§ **Source document**
A lot has been written already about the sophomore release from Everything Everything; those intelligent indie popsters (they have degrees in Popular Music remember) famed for making music that surprises and doesn’t follow contemporary rules. The majority of the words that have thus far been written, as with the majority that have been spoken, have been about how Arc doesn’t fit the mould they made with Man Alive. The words are about how their sound, that was once so multifaceted you could tie your body in knots trying to dance to it, has suddenly become so much more accessible.
It’s odd that such words have been written about a band whose debut hit the Top 20, but so many were the ideas and layers that the relative simplicity of Arc has caught many by surprise. It’s important to note the word relative there as while this is more straightforward a listen than Man Alive, there is still much more going on than in the average chart bothering pop.
Whether this is a sign of a band maturing or a conscious move to increase mainstream appeal further, we wouldn’t like to say but this does feel much more focused and something people will be able to connect with live as well as on the stereo.
Arc begins at a frantic pace with, the apparently London riots inspired, “Cough Cough” which is an invigorating, and pulsating listen. Jonathan Higgs still sings at a pace that makes it hard to determine the lyrical content but the infectious frenzy of “Cough Cough” renders that no more than a minor quibble. The infection continues with “Kemosabe” which bounces along and seems tailor made for a live-show sing-a-long with its ‘hey’ peppered chorus.

Dataset entries:
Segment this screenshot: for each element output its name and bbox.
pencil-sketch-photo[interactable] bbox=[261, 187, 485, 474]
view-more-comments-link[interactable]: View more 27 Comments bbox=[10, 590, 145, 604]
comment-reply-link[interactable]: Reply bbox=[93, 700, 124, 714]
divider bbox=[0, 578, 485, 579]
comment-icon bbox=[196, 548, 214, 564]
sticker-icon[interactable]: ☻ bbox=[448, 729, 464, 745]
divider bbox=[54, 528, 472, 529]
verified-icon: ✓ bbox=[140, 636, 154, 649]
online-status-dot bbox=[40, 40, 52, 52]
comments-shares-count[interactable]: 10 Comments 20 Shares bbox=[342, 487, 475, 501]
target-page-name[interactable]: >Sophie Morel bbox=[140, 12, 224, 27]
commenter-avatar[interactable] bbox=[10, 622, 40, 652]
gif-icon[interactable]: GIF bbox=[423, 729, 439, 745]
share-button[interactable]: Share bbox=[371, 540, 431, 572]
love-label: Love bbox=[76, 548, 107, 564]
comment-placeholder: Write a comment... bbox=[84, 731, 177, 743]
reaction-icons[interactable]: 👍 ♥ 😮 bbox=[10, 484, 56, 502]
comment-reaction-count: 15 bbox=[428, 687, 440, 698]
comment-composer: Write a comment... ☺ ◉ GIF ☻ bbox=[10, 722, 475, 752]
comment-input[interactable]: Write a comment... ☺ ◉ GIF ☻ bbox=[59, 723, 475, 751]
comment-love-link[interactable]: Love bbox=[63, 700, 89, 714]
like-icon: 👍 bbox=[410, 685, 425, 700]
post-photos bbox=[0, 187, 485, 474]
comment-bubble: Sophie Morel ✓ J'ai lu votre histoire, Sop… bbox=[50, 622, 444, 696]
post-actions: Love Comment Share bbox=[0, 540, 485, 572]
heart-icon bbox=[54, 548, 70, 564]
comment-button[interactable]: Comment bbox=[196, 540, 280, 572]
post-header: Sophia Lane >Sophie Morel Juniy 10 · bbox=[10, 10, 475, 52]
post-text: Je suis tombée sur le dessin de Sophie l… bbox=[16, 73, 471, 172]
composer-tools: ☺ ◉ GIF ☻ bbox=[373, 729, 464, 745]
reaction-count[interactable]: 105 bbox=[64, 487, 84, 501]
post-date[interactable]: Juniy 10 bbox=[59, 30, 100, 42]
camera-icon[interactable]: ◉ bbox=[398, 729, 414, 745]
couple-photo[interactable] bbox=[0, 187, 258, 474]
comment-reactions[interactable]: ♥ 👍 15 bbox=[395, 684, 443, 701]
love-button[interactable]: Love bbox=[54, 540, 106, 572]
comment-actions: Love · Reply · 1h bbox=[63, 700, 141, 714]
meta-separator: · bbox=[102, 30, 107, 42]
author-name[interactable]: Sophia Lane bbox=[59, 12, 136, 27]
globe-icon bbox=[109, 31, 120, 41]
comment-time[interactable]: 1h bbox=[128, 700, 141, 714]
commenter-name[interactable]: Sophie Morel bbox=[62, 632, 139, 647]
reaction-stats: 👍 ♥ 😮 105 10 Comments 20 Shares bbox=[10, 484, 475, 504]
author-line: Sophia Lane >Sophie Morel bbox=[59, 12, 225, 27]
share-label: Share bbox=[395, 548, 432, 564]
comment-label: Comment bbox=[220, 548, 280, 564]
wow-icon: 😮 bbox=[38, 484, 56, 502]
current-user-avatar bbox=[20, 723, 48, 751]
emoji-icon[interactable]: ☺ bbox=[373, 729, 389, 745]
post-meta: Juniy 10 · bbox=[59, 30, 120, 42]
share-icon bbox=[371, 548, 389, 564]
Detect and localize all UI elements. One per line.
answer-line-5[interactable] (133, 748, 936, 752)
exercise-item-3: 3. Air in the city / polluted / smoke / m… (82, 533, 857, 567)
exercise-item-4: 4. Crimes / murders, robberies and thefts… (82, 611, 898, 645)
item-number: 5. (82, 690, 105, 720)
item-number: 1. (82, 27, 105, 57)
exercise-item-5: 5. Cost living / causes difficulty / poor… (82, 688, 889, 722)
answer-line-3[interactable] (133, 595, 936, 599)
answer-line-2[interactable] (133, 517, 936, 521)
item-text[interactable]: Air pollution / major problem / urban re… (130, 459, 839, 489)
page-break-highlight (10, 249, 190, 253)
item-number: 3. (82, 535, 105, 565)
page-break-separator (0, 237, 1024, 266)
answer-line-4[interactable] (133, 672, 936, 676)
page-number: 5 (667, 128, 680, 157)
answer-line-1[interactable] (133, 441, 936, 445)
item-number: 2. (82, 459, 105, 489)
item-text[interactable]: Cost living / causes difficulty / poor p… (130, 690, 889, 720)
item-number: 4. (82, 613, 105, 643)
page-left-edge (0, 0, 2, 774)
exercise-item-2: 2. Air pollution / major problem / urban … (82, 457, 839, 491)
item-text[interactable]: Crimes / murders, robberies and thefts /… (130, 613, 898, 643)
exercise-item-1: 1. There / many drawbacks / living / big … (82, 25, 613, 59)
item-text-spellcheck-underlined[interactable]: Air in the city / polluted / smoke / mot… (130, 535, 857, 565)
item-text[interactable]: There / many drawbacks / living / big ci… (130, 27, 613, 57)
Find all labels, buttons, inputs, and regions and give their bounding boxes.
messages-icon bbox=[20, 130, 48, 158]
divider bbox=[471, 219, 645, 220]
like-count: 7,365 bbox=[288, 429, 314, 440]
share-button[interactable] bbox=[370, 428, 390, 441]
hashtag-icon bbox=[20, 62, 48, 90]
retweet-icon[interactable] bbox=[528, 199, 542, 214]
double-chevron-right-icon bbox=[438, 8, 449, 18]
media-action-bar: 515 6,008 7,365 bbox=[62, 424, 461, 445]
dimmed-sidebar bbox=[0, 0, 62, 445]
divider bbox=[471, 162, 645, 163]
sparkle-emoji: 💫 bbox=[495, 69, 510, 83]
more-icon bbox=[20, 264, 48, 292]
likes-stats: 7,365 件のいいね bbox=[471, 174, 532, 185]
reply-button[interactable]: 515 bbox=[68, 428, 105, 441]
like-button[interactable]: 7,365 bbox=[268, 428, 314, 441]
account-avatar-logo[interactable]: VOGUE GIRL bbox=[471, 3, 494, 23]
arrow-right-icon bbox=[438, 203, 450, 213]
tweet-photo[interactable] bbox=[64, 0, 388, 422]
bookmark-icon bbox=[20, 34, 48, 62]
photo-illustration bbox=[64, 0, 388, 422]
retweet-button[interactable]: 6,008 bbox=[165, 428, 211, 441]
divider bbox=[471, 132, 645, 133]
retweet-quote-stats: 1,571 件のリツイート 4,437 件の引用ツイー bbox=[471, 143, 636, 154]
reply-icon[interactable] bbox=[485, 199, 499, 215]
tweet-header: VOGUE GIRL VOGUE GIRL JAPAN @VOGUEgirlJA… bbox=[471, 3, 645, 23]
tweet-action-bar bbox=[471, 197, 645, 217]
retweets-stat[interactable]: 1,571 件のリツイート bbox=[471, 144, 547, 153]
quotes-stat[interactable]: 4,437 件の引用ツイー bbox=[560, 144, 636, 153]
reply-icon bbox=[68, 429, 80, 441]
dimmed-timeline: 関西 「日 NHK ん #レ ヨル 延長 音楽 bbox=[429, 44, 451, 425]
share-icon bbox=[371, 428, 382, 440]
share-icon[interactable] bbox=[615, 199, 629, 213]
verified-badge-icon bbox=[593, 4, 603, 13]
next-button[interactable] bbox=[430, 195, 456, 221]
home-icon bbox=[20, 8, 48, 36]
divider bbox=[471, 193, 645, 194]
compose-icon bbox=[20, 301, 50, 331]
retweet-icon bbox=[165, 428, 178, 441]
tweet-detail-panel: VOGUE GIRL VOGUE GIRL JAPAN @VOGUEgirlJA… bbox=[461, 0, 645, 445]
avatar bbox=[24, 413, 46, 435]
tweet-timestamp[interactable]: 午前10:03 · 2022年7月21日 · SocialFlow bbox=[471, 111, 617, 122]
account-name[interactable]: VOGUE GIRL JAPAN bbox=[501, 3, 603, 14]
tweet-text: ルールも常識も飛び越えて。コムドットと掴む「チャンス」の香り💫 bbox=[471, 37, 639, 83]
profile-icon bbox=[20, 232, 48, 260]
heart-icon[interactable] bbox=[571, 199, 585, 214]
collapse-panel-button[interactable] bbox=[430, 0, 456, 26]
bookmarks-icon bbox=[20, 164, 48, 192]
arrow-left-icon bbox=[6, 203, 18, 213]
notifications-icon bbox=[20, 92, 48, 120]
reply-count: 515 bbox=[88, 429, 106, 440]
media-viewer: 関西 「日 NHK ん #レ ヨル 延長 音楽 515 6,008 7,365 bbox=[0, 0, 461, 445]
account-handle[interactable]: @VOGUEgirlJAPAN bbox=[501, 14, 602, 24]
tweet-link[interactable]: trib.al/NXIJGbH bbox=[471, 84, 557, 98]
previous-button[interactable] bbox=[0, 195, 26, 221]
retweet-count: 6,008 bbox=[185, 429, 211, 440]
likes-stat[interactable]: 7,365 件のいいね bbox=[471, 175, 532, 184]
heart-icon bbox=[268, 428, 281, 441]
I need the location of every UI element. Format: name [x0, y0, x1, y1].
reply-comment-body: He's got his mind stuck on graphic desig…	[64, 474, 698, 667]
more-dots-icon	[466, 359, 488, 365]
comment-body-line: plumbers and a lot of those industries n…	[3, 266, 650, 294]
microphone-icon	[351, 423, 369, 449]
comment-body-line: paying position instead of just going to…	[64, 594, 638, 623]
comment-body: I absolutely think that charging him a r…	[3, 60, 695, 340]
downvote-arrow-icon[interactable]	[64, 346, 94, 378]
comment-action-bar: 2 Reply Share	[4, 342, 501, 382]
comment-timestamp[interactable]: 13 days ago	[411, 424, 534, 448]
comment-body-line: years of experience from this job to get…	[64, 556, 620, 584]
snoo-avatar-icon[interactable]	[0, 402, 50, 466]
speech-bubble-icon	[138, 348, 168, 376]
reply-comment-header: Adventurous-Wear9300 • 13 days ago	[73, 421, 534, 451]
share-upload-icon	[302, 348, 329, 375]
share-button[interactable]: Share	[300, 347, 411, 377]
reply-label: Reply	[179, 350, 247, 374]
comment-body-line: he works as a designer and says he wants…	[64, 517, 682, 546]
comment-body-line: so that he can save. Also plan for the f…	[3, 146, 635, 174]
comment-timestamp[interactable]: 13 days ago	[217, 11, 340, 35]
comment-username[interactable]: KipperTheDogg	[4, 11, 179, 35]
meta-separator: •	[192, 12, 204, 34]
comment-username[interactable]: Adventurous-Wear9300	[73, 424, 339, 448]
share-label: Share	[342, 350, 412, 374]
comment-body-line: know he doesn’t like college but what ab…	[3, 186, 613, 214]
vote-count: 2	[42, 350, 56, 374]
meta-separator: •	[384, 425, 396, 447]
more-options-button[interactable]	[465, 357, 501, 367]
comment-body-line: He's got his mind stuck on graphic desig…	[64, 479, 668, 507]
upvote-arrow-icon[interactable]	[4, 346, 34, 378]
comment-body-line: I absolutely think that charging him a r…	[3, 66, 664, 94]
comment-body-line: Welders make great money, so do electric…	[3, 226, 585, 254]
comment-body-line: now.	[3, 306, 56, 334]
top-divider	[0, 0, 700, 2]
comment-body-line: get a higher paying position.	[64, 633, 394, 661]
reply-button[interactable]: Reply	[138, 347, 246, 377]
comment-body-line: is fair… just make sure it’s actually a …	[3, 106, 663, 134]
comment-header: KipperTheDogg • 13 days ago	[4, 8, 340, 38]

§ **What you will do**
• A. In the album review, which song on Arc is described as apparently inspired by the London riots?
• B. Copy the stretch of the album review from "A lot has been" through "much more accessible.".

§ **Results for the exercise**
• A. "Cough Cough"

• B.
A lot has been written already about the sophomore release from Everything Everything; those intelligent indie popsters (they have degrees in Popular Music remember) famed for making music that surprises and doesn’t follow contemporary rules. The majority of the words that have thus far been written, as with the majority that have been spoken, have been about how Arc doesn’t fit the mould they made with Man Alive. The words are about how their sound, that was once so multifaceted you could tie your body in knots trying to dance to it, has suddenly become so much more accessible.